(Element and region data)
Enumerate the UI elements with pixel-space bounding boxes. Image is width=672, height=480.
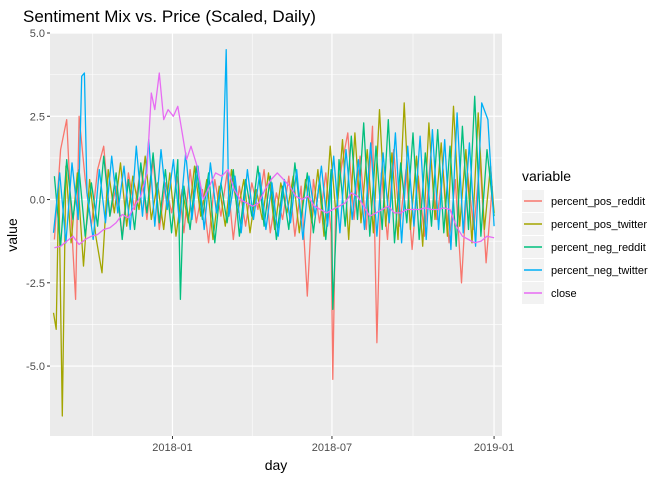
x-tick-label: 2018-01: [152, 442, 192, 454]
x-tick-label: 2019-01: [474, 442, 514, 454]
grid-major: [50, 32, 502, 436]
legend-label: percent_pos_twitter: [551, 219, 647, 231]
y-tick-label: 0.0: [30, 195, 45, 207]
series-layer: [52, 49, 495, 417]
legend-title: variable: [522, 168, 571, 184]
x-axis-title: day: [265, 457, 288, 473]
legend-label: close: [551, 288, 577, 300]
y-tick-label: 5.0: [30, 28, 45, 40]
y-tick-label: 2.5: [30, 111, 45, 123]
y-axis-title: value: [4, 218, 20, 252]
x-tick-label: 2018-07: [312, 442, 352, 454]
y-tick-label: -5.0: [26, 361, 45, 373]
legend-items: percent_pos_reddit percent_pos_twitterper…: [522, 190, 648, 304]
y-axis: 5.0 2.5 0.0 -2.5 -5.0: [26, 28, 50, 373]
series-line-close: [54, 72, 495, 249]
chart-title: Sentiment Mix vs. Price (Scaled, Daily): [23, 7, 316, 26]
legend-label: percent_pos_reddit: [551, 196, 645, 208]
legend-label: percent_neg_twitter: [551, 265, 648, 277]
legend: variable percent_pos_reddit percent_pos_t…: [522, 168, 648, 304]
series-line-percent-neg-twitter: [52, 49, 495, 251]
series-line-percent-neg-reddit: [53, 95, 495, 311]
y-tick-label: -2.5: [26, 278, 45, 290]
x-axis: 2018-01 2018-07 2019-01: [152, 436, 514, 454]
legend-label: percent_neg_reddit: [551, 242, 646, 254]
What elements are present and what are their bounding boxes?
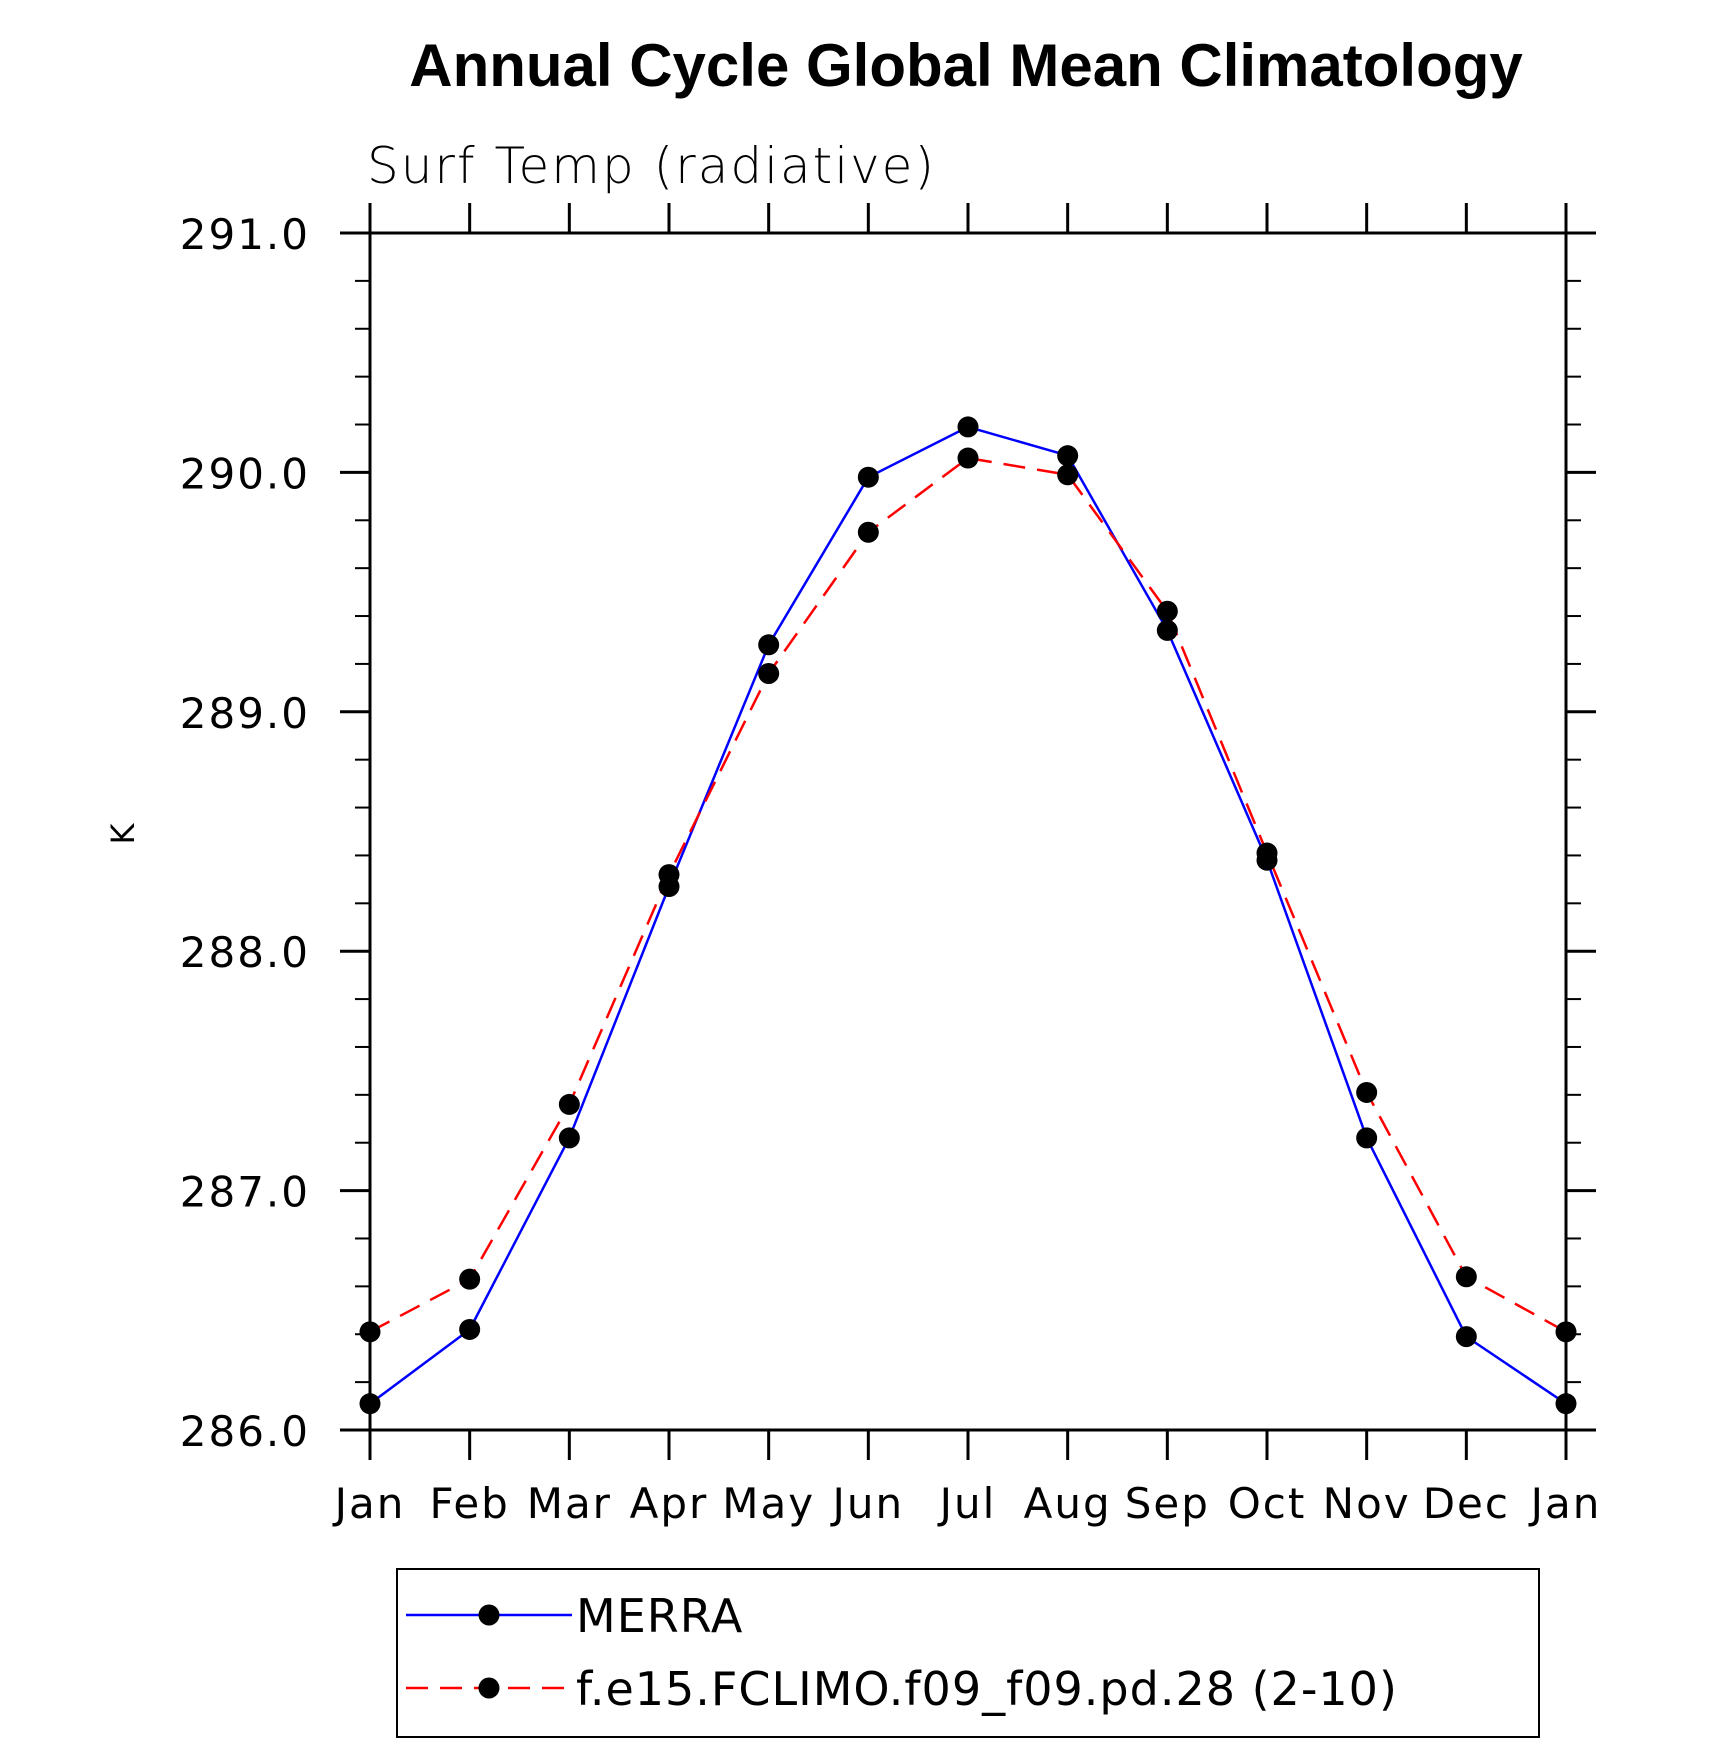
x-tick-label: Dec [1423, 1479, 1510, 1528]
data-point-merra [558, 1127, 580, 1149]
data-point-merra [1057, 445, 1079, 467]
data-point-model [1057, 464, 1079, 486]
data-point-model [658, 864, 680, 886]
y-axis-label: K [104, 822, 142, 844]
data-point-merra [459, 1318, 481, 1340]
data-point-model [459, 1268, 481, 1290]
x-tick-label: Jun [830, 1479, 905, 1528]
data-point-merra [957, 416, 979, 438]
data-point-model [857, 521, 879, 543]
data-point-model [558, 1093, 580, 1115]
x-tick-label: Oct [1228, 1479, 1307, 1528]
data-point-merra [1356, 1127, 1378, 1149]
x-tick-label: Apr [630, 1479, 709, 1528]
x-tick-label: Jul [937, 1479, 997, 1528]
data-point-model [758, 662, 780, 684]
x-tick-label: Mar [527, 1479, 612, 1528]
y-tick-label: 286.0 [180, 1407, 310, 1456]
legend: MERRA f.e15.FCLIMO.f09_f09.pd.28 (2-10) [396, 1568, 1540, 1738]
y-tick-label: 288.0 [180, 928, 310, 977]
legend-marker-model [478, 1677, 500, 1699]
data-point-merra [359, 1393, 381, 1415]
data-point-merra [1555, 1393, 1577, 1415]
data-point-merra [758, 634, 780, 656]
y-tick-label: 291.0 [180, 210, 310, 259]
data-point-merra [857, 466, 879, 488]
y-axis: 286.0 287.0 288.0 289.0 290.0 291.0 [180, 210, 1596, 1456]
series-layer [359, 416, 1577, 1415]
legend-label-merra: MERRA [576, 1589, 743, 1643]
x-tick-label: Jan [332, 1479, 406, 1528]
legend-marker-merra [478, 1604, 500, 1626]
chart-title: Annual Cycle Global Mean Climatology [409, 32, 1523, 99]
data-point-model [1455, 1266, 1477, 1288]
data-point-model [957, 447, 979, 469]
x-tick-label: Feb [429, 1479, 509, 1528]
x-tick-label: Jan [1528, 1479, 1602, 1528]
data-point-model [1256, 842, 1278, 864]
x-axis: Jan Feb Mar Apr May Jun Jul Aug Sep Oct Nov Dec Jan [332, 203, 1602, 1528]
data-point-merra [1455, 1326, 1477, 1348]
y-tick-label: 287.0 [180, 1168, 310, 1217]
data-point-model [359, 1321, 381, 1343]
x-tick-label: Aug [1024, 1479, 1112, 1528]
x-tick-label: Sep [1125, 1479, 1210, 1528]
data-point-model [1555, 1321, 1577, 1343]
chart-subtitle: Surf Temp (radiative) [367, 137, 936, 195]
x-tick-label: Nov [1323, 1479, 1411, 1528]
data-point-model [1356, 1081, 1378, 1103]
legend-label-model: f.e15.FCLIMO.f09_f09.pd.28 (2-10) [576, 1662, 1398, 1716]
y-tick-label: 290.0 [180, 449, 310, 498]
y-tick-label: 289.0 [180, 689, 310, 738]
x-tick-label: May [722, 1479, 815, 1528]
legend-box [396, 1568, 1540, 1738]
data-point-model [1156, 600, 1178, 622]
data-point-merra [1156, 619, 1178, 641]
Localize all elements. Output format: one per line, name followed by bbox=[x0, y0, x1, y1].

EXERCISE PROMPT:
How many lines in the rows above contain the string "variable"? Reply with the number alone.

TASK RESULT:
2